Dataset rows:
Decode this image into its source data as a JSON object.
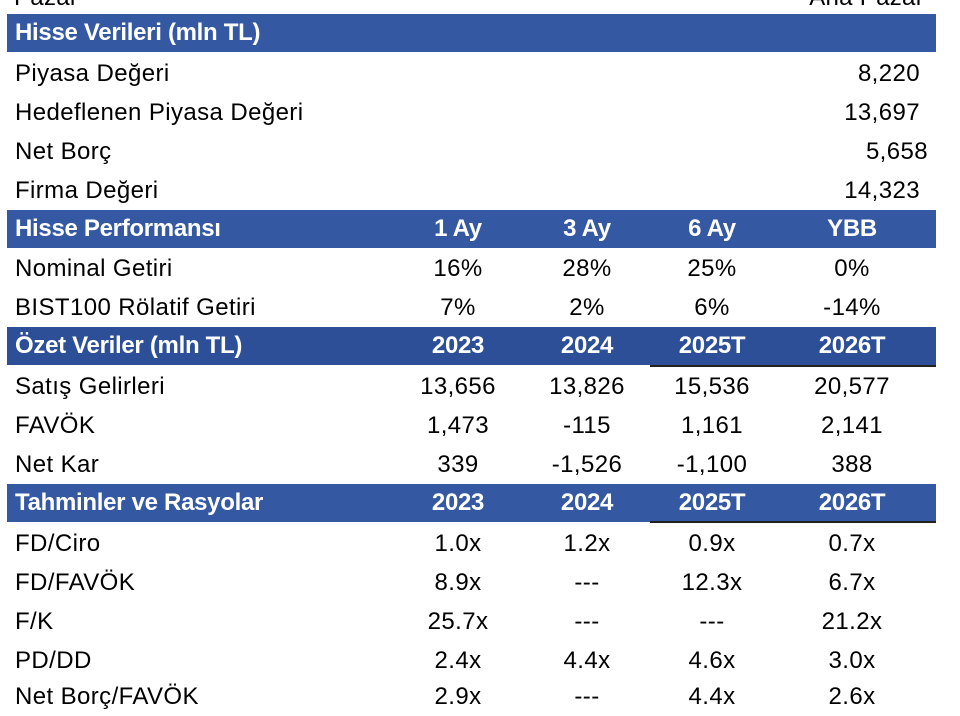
{
  "top_cut": {
    "left": "Pazar",
    "right": "Ana Pazar"
  },
  "hisse_verileri": {
    "title": "Hisse Verileri (mln TL)",
    "rows": [
      {
        "label": "Piyasa Değeri",
        "value": "8,220"
      },
      {
        "label": "Hedeflenen Piyasa Değeri",
        "value": "13,697"
      },
      {
        "label": "Net Borç",
        "value": "5,658"
      },
      {
        "label": "Firma Değeri",
        "value": "14,323"
      }
    ]
  },
  "hisse_performansi": {
    "title": "Hisse Performansı",
    "columns": [
      "1 Ay",
      "3 Ay",
      "6 Ay",
      "YBB"
    ],
    "rows": [
      {
        "label": "Nominal Getiri",
        "values": [
          "16%",
          "28%",
          "25%",
          "0%"
        ]
      },
      {
        "label": "BIST100 Rölatif Getiri",
        "values": [
          "7%",
          "2%",
          "6%",
          "-14%"
        ]
      }
    ]
  },
  "ozet_veriler": {
    "title": "Özet Veriler (mln TL)",
    "columns": [
      "2023",
      "2024",
      "2025T",
      "2026T"
    ],
    "rows": [
      {
        "label": "Satış Gelirleri",
        "values": [
          "13,656",
          "13,826",
          "15,536",
          "20,577"
        ]
      },
      {
        "label": "FAVÖK",
        "values": [
          "1,473",
          "-115",
          "1,161",
          "2,141"
        ]
      },
      {
        "label": "Net Kar",
        "values": [
          "339",
          "-1,526",
          "-1,100",
          "388"
        ]
      }
    ]
  },
  "tahminler": {
    "title": "Tahminler ve Rasyolar",
    "columns": [
      "2023",
      "2024",
      "2025T",
      "2026T"
    ],
    "rows": [
      {
        "label": "FD/Ciro",
        "values": [
          "1.0x",
          "1.2x",
          "0.9x",
          "0.7x"
        ]
      },
      {
        "label": "FD/FAVÖK",
        "values": [
          "8.9x",
          "---",
          "12.3x",
          "6.7x"
        ]
      },
      {
        "label": "F/K",
        "values": [
          "25.7x",
          "---",
          "---",
          "21.2x"
        ]
      },
      {
        "label": "PD/DD",
        "values": [
          "2.4x",
          "4.4x",
          "4.6x",
          "3.0x"
        ]
      },
      {
        "label": "Net Borç/FAVÖK",
        "values": [
          "2.9x",
          "---",
          "4.4x",
          "2.6x"
        ]
      }
    ]
  },
  "colors": {
    "header_bg": "#3558a3",
    "header_text": "#ffffff"
  }
}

What the task requires: Pictures stay out; reproduce every line of the records exactly.

Finished task:
Decode this image into its source data as a JSON object.
{
  "top_cut": {
    "left": "Pazar",
    "right": "Ana Pazar"
  },
  "hisse_verileri": {
    "title": "Hisse Verileri (mln TL)",
    "rows": [
      {
        "label": "Piyasa Değeri",
        "value": "8,220"
      },
      {
        "label": "Hedeflenen Piyasa Değeri",
        "value": "13,697"
      },
      {
        "label": "Net Borç",
        "value": "5,658"
      },
      {
        "label": "Firma Değeri",
        "value": "14,323"
      }
    ]
  },
  "hisse_performansi": {
    "title": "Hisse Performansı",
    "columns": [
      "1 Ay",
      "3 Ay",
      "6 Ay",
      "YBB"
    ],
    "rows": [
      {
        "label": "Nominal Getiri",
        "values": [
          "16%",
          "28%",
          "25%",
          "0%"
        ]
      },
      {
        "label": "BIST100 Rölatif Getiri",
        "values": [
          "7%",
          "2%",
          "6%",
          "-14%"
        ]
      }
    ]
  },
  "ozet_veriler": {
    "title": "Özet Veriler (mln TL)",
    "columns": [
      "2023",
      "2024",
      "2025T",
      "2026T"
    ],
    "rows": [
      {
        "label": "Satış Gelirleri",
        "values": [
          "13,656",
          "13,826",
          "15,536",
          "20,577"
        ]
      },
      {
        "label": "FAVÖK",
        "values": [
          "1,473",
          "-115",
          "1,161",
          "2,141"
        ]
      },
      {
        "label": "Net Kar",
        "values": [
          "339",
          "-1,526",
          "-1,100",
          "388"
        ]
      }
    ]
  },
  "tahminler": {
    "title": "Tahminler ve Rasyolar",
    "columns": [
      "2023",
      "2024",
      "2025T",
      "2026T"
    ],
    "rows": [
      {
        "label": "FD/Ciro",
        "values": [
          "1.0x",
          "1.2x",
          "0.9x",
          "0.7x"
        ]
      },
      {
        "label": "FD/FAVÖK",
        "values": [
          "8.9x",
          "---",
          "12.3x",
          "6.7x"
        ]
      },
      {
        "label": "F/K",
        "values": [
          "25.7x",
          "---",
          "---",
          "21.2x"
        ]
      },
      {
        "label": "PD/DD",
        "values": [
          "2.4x",
          "4.4x",
          "4.6x",
          "3.0x"
        ]
      },
      {
        "label": "Net Borç/FAVÖK",
        "values": [
          "2.9x",
          "---",
          "4.4x",
          "2.6x"
        ]
      }
    ]
  },
  "colors": {
    "header_bg": "#3558a3",
    "header_text": "#ffffff"
  }
}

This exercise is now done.